- _Work to complete_: Please copy the entries word for word, from the first line through the line containing "y-tick-label: Lithuania (46, 272, 86, 284)", both ends included, and stop there.

- _Supplied information_:

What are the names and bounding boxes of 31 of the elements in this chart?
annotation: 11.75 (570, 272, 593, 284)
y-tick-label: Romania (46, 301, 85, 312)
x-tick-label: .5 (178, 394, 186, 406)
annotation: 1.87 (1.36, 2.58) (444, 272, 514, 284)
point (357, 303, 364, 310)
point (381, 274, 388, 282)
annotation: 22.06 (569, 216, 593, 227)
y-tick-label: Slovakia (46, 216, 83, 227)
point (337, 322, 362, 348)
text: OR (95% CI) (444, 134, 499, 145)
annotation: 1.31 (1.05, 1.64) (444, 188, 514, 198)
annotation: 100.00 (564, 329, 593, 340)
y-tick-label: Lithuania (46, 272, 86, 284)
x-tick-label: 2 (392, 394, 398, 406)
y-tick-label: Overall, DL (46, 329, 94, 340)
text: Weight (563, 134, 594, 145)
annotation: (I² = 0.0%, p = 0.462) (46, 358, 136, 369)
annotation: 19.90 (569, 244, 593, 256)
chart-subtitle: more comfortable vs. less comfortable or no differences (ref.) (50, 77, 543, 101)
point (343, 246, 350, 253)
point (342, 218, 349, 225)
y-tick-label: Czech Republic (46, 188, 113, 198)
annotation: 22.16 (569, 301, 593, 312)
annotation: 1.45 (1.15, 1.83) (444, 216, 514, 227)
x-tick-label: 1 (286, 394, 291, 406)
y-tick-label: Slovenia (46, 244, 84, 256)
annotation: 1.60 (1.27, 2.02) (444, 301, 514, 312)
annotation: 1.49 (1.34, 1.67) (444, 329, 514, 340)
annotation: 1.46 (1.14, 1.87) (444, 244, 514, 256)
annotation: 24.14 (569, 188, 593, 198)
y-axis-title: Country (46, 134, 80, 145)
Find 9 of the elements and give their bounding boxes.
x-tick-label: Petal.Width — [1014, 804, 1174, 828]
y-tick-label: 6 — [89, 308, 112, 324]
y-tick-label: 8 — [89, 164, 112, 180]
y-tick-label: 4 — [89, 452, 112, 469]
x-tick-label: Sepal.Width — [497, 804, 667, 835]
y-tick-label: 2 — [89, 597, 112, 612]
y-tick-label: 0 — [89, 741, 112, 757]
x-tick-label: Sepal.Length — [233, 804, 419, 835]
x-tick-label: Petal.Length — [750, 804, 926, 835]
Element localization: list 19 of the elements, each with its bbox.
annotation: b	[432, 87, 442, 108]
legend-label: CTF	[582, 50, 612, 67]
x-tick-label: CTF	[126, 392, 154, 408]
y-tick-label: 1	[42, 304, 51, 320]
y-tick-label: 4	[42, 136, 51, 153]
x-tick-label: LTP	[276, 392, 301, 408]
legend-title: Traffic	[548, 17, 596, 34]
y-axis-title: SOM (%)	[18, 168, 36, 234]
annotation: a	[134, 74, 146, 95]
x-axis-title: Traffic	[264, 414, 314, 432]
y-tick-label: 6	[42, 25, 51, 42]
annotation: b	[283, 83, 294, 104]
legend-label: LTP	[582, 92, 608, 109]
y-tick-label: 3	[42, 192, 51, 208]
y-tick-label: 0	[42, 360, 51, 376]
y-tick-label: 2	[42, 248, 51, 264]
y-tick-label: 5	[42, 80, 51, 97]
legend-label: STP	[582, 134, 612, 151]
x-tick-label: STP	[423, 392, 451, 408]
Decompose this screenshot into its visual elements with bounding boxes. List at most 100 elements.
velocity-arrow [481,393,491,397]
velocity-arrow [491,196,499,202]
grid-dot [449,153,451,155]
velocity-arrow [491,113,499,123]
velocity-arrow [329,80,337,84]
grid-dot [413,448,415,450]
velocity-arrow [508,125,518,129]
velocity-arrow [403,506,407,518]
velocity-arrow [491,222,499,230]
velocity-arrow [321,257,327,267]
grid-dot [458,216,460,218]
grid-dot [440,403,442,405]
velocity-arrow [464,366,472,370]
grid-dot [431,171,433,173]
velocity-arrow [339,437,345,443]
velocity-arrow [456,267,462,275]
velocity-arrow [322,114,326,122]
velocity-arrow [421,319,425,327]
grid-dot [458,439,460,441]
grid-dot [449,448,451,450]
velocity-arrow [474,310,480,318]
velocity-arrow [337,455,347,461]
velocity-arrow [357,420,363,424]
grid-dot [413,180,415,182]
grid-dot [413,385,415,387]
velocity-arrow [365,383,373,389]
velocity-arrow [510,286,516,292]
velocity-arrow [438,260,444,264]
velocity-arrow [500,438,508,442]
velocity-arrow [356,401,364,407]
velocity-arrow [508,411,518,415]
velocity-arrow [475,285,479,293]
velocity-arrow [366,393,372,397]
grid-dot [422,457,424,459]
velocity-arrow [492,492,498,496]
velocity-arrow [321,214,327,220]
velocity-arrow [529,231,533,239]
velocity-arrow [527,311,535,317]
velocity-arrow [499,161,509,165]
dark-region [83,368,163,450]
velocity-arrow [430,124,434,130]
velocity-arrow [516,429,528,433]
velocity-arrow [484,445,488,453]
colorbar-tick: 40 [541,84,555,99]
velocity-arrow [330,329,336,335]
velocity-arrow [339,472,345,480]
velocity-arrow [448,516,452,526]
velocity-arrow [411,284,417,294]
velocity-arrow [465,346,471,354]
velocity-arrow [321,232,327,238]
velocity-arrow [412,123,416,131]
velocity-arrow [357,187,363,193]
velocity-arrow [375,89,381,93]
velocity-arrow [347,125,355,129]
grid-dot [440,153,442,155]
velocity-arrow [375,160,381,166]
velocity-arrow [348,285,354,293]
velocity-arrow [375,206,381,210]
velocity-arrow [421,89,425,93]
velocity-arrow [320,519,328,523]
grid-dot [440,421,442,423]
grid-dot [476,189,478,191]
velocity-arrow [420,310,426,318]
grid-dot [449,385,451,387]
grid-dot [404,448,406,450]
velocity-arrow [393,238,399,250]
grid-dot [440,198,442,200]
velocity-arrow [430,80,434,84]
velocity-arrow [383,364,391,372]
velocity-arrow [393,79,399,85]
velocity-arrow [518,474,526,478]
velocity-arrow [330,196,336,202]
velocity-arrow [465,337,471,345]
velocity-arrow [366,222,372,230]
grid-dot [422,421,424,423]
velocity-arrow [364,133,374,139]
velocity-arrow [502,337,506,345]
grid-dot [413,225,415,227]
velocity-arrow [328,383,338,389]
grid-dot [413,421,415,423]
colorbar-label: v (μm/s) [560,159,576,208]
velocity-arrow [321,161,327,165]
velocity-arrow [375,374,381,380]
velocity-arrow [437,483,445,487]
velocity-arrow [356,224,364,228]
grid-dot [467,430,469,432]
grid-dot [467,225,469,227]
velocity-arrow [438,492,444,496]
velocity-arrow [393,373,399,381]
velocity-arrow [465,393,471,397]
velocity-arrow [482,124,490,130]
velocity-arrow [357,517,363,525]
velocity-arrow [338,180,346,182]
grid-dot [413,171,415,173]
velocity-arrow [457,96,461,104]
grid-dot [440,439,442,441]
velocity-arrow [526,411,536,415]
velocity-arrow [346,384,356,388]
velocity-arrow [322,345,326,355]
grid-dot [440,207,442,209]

- _Exercise output_:
What are the names and bounding boxes of 31 of the elements in this chart?
annotation: 11.75 (570, 272, 593, 284)
y-tick-label: Romania (46, 301, 85, 312)
x-tick-label: .5 (178, 394, 186, 406)
annotation: 1.87 (1.36, 2.58) (444, 272, 514, 284)
point (357, 303, 364, 310)
point (381, 274, 388, 282)
annotation: 22.06 (569, 216, 593, 227)
y-tick-label: Slovakia (46, 216, 83, 227)
point (337, 322, 362, 348)
text: OR (95% CI) (444, 134, 499, 145)
annotation: 1.31 (1.05, 1.64) (444, 188, 514, 198)
annotation: 100.00 (564, 329, 593, 340)
y-tick-label: Lithuania (46, 272, 86, 284)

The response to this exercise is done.